## [TEXT SECTION]
BEGIN

PCOS and depression


It’s no surprise the PCOS and depression go together. An inability to get pregnant, excess weight, adult acne, unwanted facial and body hair and contribute quite a bit to lowering your outlook on life. But at the heart of all of this is a hormonal imbalance.

Hormone imbalance can cause depression

Depression can result from insulin resistance and depressed thyroid function. Disrupted luteinizing hormone levels have been found in depressed women. Disturbed LH is a known cause for lack of ovulation and
is very common in women with PCOS.

Also, high homocysteine levels can lead to depression. This is also common in women with PCOS. Homocysteine is normally broken down by the body, but a poor diet and some types of drugs used by women with PCOS can cause
elevated homocysteine levels.

In addition, increased testosterone which accompanies PCOS is also associated with depression in women.

END

## [PROVIDED MATERIAL]
BEGIN

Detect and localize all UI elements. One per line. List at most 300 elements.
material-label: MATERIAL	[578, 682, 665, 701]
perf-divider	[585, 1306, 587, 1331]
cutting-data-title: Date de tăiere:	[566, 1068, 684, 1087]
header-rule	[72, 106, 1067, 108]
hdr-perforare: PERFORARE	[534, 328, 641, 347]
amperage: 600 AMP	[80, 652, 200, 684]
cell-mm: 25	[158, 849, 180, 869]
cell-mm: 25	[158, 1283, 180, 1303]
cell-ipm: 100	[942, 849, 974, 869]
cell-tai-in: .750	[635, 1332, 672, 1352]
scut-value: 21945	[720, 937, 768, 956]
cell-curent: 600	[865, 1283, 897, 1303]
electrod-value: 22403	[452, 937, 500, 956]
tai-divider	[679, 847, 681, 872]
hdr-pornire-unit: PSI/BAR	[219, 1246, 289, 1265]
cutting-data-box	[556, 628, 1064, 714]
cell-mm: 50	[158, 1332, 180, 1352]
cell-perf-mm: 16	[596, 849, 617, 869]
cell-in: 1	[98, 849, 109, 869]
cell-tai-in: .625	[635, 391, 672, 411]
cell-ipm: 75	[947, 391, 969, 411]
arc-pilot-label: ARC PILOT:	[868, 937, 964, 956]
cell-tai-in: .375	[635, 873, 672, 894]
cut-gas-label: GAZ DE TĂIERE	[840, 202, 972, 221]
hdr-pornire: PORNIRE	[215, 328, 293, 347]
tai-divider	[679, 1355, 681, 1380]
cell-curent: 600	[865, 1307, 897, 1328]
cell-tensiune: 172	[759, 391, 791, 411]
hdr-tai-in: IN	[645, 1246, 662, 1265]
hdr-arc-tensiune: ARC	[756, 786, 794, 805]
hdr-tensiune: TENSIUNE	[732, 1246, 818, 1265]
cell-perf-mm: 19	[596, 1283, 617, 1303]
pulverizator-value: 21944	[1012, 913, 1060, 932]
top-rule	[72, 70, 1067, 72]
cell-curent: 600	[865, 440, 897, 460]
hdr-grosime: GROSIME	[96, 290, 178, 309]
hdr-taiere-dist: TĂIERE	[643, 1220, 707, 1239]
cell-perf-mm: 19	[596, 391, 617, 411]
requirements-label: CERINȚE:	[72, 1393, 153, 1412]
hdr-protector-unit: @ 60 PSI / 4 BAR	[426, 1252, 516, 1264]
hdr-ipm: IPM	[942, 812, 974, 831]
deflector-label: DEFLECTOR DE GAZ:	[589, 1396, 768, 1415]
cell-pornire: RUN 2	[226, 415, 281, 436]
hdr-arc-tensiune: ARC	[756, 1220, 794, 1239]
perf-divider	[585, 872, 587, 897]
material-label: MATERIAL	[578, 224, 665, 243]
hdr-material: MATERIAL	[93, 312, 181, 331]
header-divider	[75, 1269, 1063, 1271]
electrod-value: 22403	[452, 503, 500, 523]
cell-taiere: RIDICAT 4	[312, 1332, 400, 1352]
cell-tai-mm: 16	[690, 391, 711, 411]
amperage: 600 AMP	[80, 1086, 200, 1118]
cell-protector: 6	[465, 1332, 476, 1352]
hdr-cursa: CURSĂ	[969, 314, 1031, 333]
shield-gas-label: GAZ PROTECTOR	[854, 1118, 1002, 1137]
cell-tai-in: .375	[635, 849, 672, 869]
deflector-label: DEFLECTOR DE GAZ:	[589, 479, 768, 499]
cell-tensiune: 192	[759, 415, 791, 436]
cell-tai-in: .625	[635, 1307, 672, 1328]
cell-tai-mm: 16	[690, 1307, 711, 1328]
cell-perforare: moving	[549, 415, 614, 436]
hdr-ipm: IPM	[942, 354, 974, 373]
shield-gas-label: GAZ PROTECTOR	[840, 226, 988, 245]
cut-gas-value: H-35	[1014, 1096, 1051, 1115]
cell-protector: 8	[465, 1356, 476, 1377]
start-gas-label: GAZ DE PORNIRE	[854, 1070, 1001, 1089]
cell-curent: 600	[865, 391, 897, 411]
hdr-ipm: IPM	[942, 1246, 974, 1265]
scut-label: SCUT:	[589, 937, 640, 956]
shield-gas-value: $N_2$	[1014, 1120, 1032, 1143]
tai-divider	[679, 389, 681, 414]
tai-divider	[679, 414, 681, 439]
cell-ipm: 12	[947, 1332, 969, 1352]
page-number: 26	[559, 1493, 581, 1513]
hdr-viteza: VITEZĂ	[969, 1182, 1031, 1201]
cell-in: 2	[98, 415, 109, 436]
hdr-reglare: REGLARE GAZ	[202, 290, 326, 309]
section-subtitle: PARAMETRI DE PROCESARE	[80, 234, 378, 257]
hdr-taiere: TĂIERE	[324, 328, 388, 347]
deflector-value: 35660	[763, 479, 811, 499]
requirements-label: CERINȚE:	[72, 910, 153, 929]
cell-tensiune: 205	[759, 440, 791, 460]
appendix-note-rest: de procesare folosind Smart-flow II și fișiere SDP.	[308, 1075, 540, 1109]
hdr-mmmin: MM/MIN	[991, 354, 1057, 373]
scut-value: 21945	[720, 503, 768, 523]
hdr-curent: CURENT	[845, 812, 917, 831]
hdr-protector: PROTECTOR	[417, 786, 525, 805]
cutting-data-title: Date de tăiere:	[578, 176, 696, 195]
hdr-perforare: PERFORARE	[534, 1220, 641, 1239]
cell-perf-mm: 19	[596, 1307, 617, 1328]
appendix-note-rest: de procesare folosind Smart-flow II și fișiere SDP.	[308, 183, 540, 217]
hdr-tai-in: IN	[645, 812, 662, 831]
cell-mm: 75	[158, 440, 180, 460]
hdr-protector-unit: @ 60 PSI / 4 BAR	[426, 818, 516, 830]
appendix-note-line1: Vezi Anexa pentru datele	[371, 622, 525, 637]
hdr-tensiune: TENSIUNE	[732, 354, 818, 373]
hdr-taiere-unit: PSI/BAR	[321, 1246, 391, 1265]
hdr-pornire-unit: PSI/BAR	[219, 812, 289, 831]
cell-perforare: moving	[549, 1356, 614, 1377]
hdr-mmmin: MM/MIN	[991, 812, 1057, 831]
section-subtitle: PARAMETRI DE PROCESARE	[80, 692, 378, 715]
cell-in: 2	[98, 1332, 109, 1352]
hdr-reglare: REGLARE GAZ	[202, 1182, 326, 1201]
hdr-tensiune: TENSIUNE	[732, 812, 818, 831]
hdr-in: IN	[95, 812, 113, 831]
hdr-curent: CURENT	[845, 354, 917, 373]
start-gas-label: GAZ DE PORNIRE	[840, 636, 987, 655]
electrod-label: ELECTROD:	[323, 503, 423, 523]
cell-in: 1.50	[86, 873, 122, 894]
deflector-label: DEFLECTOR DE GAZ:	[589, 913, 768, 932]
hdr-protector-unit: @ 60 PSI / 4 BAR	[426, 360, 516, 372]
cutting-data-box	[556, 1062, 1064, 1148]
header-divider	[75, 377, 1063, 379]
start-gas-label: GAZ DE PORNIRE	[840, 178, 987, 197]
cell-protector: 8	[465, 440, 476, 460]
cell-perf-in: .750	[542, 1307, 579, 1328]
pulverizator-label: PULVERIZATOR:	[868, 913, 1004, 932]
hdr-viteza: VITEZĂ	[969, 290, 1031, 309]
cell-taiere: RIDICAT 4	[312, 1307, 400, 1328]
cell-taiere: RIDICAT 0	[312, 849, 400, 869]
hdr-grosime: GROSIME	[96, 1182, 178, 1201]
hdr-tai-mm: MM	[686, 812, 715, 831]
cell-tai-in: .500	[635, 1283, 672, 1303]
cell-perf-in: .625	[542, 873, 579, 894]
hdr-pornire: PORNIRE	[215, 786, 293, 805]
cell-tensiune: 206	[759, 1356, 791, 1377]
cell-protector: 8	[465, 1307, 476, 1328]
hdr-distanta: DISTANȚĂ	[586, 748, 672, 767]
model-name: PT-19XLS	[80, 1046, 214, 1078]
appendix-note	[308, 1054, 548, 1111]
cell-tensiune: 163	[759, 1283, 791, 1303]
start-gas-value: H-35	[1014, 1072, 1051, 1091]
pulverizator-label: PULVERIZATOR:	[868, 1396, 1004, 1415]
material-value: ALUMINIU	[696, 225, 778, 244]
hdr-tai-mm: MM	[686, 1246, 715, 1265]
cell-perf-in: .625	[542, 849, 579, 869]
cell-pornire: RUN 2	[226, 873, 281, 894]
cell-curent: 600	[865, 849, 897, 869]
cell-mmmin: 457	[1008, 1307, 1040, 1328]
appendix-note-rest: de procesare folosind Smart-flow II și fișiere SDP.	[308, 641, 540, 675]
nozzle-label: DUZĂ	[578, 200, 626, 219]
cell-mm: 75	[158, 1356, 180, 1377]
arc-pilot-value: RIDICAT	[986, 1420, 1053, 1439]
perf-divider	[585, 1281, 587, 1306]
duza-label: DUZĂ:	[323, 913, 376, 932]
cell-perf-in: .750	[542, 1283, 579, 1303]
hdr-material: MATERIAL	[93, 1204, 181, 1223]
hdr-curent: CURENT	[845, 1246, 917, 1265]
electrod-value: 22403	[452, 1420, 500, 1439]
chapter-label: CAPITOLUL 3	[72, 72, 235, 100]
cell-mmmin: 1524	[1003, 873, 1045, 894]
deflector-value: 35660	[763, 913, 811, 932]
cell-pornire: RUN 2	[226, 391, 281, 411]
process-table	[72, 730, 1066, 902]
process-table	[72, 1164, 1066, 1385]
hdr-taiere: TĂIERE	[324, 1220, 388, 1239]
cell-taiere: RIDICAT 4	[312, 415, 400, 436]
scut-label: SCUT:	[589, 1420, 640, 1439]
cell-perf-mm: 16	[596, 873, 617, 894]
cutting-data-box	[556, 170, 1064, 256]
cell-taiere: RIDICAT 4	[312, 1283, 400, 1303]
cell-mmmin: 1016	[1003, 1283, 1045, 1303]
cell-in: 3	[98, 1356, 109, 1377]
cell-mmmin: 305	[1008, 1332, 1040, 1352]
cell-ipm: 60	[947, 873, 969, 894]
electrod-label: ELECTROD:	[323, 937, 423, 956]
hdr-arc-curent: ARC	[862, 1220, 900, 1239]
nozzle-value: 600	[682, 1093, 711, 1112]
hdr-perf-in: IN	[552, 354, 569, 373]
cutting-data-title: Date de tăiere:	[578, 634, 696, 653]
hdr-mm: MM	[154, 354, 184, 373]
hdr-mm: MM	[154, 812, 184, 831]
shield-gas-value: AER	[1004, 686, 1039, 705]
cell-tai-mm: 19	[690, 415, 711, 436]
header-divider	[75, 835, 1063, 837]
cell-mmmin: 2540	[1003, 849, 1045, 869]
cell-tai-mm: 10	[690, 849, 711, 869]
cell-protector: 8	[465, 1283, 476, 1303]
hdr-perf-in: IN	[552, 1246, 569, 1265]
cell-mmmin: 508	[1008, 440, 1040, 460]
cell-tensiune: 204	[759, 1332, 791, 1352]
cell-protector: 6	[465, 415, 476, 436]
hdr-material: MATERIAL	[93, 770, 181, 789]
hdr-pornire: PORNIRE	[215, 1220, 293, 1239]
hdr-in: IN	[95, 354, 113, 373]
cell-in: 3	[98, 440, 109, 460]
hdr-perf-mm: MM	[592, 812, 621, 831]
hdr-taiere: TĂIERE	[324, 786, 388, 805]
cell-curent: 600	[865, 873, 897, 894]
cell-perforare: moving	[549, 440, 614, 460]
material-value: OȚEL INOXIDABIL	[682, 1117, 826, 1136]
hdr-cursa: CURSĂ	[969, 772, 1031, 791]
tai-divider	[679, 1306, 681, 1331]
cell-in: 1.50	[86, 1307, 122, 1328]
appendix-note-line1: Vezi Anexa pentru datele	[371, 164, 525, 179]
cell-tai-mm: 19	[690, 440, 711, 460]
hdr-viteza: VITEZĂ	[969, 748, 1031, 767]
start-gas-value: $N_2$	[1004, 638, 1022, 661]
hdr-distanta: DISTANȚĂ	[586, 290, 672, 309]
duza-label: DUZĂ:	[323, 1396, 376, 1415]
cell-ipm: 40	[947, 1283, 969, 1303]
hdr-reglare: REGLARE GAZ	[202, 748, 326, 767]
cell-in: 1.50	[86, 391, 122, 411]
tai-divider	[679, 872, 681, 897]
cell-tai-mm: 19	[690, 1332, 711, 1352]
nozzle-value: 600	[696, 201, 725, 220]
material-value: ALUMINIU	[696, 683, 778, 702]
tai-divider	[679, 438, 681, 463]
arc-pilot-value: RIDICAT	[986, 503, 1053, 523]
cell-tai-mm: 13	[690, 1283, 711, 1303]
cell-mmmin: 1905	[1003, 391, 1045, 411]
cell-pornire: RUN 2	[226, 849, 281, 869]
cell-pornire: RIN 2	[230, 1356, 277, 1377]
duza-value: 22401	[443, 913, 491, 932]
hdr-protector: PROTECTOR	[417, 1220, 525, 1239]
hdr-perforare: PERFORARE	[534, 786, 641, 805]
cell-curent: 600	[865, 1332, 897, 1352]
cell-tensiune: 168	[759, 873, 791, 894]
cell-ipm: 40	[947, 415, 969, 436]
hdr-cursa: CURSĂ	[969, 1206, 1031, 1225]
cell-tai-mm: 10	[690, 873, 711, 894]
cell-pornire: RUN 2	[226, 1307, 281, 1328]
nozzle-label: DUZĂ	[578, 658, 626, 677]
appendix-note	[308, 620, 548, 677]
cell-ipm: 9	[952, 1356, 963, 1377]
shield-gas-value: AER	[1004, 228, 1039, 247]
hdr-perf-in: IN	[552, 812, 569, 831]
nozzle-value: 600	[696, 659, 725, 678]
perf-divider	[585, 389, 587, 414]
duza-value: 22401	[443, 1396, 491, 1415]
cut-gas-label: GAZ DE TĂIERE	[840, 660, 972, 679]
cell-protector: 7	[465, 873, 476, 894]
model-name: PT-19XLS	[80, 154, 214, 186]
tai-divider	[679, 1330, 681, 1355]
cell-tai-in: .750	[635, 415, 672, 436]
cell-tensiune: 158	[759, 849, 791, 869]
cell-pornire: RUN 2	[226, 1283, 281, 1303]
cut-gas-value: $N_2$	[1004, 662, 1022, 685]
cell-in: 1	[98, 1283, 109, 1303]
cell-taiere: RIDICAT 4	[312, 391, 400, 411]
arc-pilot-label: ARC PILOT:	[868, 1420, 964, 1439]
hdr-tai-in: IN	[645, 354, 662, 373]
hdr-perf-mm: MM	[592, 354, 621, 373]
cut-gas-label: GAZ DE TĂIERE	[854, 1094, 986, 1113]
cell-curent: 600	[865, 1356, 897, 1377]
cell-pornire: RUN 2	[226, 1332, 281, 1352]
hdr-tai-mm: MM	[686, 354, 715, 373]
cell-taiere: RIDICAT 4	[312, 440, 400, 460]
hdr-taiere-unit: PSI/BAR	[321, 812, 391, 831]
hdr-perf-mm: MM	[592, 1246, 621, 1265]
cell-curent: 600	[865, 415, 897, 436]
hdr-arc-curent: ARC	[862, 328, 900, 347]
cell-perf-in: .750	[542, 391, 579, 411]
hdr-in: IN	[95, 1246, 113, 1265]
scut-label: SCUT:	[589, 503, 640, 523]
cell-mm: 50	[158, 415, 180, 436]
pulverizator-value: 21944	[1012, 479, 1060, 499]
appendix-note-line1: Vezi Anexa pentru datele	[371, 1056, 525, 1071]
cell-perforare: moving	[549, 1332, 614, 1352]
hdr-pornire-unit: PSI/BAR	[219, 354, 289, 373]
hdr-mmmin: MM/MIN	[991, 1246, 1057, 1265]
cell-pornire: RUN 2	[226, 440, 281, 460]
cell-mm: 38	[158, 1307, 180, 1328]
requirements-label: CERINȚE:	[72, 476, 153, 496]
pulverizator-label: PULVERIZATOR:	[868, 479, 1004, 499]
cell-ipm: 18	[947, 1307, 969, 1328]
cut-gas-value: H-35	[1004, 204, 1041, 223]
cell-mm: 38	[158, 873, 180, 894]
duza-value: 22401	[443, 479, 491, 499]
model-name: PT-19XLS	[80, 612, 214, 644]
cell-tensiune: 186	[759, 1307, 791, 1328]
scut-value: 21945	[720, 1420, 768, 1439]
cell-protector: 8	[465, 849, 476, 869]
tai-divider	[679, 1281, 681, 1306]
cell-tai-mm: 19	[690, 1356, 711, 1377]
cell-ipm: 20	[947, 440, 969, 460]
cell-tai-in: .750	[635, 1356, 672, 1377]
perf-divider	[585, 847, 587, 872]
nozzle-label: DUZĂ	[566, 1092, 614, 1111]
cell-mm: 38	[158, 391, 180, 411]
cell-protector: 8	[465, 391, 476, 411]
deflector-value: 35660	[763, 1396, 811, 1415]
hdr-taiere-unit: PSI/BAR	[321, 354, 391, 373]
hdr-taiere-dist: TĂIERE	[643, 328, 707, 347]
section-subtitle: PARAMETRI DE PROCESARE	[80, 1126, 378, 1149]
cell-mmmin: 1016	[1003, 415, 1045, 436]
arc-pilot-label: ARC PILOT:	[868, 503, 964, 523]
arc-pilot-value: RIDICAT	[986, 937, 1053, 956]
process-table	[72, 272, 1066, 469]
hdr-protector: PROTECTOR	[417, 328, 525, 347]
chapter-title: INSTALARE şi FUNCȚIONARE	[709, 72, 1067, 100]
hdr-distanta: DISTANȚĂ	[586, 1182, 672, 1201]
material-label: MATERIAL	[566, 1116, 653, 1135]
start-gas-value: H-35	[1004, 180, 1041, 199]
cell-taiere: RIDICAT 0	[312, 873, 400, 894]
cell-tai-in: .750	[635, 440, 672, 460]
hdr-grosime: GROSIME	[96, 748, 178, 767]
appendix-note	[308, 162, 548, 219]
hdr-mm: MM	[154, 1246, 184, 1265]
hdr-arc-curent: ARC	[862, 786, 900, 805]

END

## [TASK DETAILS]
In the text on PCOS and depression, what can cause elevated homocysteine levels? This material has no connection to the text on PCOS and depression.

## [SOLUTION TO THIS PROBLEM]
A poor diet and some types of drugs used by women with PCOS can cause elevated homocysteine levels.